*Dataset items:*
- - -
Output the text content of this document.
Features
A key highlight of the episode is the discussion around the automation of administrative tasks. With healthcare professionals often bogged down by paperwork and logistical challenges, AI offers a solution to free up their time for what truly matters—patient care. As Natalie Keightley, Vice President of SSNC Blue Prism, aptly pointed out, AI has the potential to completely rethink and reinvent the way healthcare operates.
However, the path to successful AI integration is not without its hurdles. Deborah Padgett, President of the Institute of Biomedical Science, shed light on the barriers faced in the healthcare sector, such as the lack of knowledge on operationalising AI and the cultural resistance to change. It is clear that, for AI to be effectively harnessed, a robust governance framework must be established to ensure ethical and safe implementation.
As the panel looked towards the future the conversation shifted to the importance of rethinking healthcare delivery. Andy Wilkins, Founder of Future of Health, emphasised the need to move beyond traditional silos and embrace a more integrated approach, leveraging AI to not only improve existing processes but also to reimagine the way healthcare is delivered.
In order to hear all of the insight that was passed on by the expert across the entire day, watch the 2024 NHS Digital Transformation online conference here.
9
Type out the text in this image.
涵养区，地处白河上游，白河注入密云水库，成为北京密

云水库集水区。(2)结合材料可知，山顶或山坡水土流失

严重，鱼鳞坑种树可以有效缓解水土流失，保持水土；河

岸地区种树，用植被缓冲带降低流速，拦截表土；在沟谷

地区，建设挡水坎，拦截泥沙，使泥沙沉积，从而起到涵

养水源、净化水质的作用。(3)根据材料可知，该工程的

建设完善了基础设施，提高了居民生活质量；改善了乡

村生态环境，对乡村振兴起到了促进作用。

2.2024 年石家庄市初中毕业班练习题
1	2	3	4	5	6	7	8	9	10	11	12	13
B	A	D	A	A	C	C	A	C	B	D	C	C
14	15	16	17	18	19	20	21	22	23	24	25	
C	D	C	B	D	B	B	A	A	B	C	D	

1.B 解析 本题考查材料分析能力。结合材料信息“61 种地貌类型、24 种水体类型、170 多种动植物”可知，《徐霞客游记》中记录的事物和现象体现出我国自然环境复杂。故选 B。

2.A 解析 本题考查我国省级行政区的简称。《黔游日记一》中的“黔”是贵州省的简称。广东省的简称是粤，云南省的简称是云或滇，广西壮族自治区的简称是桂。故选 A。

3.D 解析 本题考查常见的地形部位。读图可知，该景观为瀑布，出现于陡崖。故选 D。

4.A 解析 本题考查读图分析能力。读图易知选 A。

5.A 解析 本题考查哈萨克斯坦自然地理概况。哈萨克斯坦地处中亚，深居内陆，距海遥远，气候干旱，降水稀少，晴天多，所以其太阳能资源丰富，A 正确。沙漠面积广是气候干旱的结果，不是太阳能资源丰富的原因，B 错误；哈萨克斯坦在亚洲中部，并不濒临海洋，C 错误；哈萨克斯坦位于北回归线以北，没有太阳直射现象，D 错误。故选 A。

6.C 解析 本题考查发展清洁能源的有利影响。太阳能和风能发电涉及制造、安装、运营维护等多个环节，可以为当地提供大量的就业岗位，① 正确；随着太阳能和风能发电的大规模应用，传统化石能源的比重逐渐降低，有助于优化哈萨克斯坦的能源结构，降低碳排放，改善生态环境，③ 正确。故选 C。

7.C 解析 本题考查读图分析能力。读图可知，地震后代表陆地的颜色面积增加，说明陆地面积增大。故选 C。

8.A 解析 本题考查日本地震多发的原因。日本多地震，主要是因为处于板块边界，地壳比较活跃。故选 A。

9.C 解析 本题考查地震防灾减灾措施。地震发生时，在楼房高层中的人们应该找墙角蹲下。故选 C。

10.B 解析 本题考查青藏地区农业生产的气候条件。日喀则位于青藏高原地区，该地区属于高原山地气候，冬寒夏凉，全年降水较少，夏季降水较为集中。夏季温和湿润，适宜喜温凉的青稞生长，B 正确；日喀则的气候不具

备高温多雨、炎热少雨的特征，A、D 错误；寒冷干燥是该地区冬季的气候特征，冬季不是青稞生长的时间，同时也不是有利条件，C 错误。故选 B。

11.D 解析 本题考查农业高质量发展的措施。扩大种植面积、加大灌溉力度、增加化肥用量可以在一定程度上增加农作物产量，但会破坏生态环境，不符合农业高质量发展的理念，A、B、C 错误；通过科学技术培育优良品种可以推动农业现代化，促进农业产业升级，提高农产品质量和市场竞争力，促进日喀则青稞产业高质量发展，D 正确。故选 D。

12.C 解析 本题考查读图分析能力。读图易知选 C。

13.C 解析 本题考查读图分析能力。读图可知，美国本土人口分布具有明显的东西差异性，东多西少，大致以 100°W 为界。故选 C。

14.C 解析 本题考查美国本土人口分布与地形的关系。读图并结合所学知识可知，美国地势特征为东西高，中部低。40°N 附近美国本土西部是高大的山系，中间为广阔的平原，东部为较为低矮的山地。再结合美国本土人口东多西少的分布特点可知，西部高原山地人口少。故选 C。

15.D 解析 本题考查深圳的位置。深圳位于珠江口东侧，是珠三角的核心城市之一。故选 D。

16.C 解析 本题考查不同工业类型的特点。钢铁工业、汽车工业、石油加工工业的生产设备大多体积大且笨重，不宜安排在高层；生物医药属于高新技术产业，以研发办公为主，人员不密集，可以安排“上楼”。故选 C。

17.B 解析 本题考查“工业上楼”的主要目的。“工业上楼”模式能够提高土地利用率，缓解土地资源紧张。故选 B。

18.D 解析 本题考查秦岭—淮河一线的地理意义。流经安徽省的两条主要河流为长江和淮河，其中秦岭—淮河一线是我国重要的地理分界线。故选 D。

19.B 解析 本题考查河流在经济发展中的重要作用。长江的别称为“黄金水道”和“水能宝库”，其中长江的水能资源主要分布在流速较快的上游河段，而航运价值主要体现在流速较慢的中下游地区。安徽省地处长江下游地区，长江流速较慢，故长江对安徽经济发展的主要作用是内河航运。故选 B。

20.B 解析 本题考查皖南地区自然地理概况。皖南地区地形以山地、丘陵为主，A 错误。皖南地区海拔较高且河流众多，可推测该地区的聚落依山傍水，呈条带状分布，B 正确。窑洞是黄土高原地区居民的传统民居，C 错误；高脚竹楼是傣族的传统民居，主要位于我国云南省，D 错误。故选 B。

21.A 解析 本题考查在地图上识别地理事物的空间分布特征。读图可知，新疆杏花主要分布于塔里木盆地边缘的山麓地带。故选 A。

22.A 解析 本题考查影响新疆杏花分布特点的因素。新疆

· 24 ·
- - -
*TASK TO COMPLETE:*
Take the entries above and transcribe them in full.

*SOLUTION TO THE EXERCISE:*
Output the text content of this document.
Features
A key highlight of the episode is the discussion around the automation of administrative tasks. With healthcare professionals often bogged down by paperwork and logistical challenges, AI offers a solution to free up their time for what truly matters—patient care. As Natalie Keightley, Vice President of SSNC Blue Prism, aptly pointed out, AI has the potential to completely rethink and reinvent the way healthcare operates.
However, the path to successful AI integration is not without its hurdles. Deborah Padgett, President of the Institute of Biomedical Science, shed light on the barriers faced in the healthcare sector, such as the lack of knowledge on operationalising AI and the cultural resistance to change. It is clear that, for AI to be effectively harnessed, a robust governance framework must be established to ensure ethical and safe implementation.
As the panel looked towards the future the conversation shifted to the importance of rethinking healthcare delivery. Andy Wilkins, Founder of Future of Health, emphasised the need to move beyond traditional silos and embrace a more integrated approach, leveraging AI to not only improve existing processes but also to reimagine the way healthcare is delivered.
In order to hear all of the insight that was passed on by the expert across the entire day, watch the 2024 NHS Digital Transformation online conference here.
9
Type out the text in this image.
涵养区，地处白河上游，白河注入密云水库，成为北京密

云水库集水区。(2)结合材料可知，山顶或山坡水土流失

严重，鱼鳞坑种树可以有效缓解水土流失，保持水土；河

岸地区种树，用植被缓冲带降低流速，拦截表土；在沟谷

地区，建设挡水坎，拦截泥沙，使泥沙沉积，从而起到涵

养水源、净化水质的作用。(3)根据材料可知，该工程的

建设完善了基础设施，提高了居民生活质量；改善了乡

村生态环境，对乡村振兴起到了促进作用。

2.2024 年石家庄市初中毕业班练习题
1	2	3	4	5	6	7	8	9	10	11	12	13
B	A	D	A	A	C	C	A	C	B	D	C	C
14	15	16	17	18	19	20	21	22	23	24	25	
C	D	C	B	D	B	B	A	A	B	C	D	

1.B 解析 本题考查材料分析能力。结合材料信息“61 种地貌类型、24 种水体类型、170 多种动植物”可知，《徐霞客游记》中记录的事物和现象体现出我国自然环境复杂。故选 B。

2.A 解析 本题考查我国省级行政区的简称。《黔游日记一》中的“黔”是贵州省的简称。广东省的简称是粤，云南省的简称是云或滇，广西壮族自治区的简称是桂。故选 A。

3.D 解析 本题考查常见的地形部位。读图可知，该景观为瀑布，出现于陡崖。故选 D。

4.A 解析 本题考查读图分析能力。读图易知选 A。

5.A 解析 本题考查哈萨克斯坦自然地理概况。哈萨克斯坦地处中亚，深居内陆，距海遥远，气候干旱，降水稀少，晴天多，所以其太阳能资源丰富，A 正确。沙漠面积广是气候干旱的结果，不是太阳能资源丰富的原因，B 错误；哈萨克斯坦在亚洲中部，并不濒临海洋，C 错误；哈萨克斯坦位于北回归线以北，没有太阳直射现象，D 错误。故选 A。

6.C 解析 本题考查发展清洁能源的有利影响。太阳能和风能发电涉及制造、安装、运营维护等多个环节，可以为当地提供大量的就业岗位，① 正确；随着太阳能和风能发电的大规模应用，传统化石能源的比重逐渐降低，有助于优化哈萨克斯坦的能源结构，降低碳排放，改善生态环境，③ 正确。故选 C。

7.C 解析 本题考查读图分析能力。读图可知，地震后代表陆地的颜色面积增加，说明陆地面积增大。故选 C。

8.A 解析 本题考查日本地震多发的原因。日本多地震，主要是因为处于板块边界，地壳比较活跃。故选 A。

9.C 解析 本题考查地震防灾减灾措施。地震发生时，在楼房高层中的人们应该找墙角蹲下。故选 C。

10.B 解析 本题考查青藏地区农业生产的气候条件。日喀则位于青藏高原地区，该地区属于高原山地气候，冬寒夏凉，全年降水较少，夏季降水较为集中。夏季温和湿润，适宜喜温凉的青稞生长，B 正确；日喀则的气候不具

备高温多雨、炎热少雨的特征，A、D 错误；寒冷干燥是该地区冬季的气候特征，冬季不是青稞生长的时间，同时也不是有利条件，C 错误。故选 B。

11.D 解析 本题考查农业高质量发展的措施。扩大种植面积、加大灌溉力度、增加化肥用量可以在一定程度上增加农作物产量，但会破坏生态环境，不符合农业高质量发展的理念，A、B、C 错误；通过科学技术培育优良品种可以推动农业现代化，促进农业产业升级，提高农产品质量和市场竞争力，促进日喀则青稞产业高质量发展，D 正确。故选 D。

12.C 解析 本题考查读图分析能力。读图易知选 C。

13.C 解析 本题考查读图分析能力。读图可知，美国本土人口分布具有明显的东西差异性，东多西少，大致以 100°W 为界。故选 C。

14.C 解析 本题考查美国本土人口分布与地形的关系。读图并结合所学知识可知，美国地势特征为东西高，中部低。40°N 附近美国本土西部是高大的山系，中间为广阔的平原，东部为较为低矮的山地。再结合美国本土人口东多西少的分布特点可知，西部高原山地人口少。故选 C。

15.D 解析 本题考查深圳的位置。深圳位于珠江口东侧，是珠三角的核心城市之一。故选 D。

16.C 解析 本题考查不同工业类型的特点。钢铁工业、汽车工业、石油加工工业的生产设备大多体积大且笨重，不宜安排在高层；生物医药属于高新技术产业，以研发办公为主，人员不密集，可以安排“上楼”。故选 C。

17.B 解析 本题考查“工业上楼”的主要目的。“工业上楼”模式能够提高土地利用率，缓解土地资源紧张。故选 B。

18.D 解析 本题考查秦岭—淮河一线的地理意义。流经安徽省的两条主要河流为长江和淮河，其中秦岭—淮河一线是我国重要的地理分界线。故选 D。

19.B 解析 本题考查河流在经济发展中的重要作用。长江的别称为“黄金水道”和“水能宝库”，其中长江的水能资源主要分布在流速较快的上游河段，而航运价值主要体现在流速较慢的中下游地区。安徽省地处长江下游地区，长江流速较慢，故长江对安徽经济发展的主要作用是内河航运。故选 B。

20.B 解析 本题考查皖南地区自然地理概况。皖南地区地形以山地、丘陵为主，A 错误。皖南地区海拔较高且河流众多，可推测该地区的聚落依山傍水，呈条带状分布，B 正确。窑洞是黄土高原地区居民的传统民居，C 错误；高脚竹楼是傣族的传统民居，主要位于我国云南省，D 错误。故选 B。

21.A 解析 本题考查在地图上识别地理事物的空间分布特征。读图可知，新疆杏花主要分布于塔里木盆地边缘的山麓地带。故选 A。

22.A 解析 本题考查影响新疆杏花分布特点的因素。新疆

· 24 ·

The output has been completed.